### The exercise
Every record below is to be retyped exactly.

◇ ◇ ◇ ◇ ◇

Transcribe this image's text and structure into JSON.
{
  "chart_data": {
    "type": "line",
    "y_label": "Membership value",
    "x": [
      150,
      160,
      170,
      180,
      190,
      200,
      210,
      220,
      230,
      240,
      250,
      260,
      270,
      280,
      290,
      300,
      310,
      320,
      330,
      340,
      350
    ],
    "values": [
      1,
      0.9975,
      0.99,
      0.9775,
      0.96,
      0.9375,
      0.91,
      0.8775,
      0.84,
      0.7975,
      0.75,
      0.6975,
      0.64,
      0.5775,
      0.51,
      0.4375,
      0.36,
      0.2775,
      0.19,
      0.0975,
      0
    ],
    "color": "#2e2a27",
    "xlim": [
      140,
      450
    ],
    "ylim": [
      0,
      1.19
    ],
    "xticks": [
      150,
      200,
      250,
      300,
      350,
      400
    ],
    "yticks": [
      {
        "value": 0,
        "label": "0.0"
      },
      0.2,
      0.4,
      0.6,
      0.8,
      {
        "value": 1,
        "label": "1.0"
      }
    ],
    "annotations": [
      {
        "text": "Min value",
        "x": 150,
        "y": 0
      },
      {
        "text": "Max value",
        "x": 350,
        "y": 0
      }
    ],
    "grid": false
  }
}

◇ ◇ ◇ ◇ ◇

### Written reply
Transcribe this image's text and structure into JSON.
{
  "chart_data": {
    "type": "line",
    "y_label": "Membership value",
    "x": [
      150,
      160,
      170,
      180,
      190,
      200,
      210,
      220,
      230,
      240,
      250,
      260,
      270,
      280,
      290,
      300,
      310,
      320,
      330,
      340,
      350
    ],
    "values": [
      1,
      0.9975,
      0.99,
      0.9775,
      0.96,
      0.9375,
      0.91,
      0.8775,
      0.84,
      0.7975,
      0.75,
      0.6975,
      0.64,
      0.5775,
      0.51,
      0.4375,
      0.36,
      0.2775,
      0.19,
      0.0975,
      0
    ],
    "color": "#2e2a27",
    "xlim": [
      140,
      450
    ],
    "ylim": [
      0,
      1.19
    ],
    "xticks": [
      150,
      200,
      250,
      300,
      350,
      400
    ],
    "yticks": [
      {
        "value": 0,
        "label": "0.0"
      },
      0.2,
      0.4,
      0.6,
      0.8,
      {
        "value": 1,
        "label": "1.0"
      }
    ],
    "annotations": [
      {
        "text": "Min value",
        "x": 150,
        "y": 0
      },
      {
        "text": "Max value",
        "x": 350,
        "y": 0
      }
    ],
    "grid": false
  }
}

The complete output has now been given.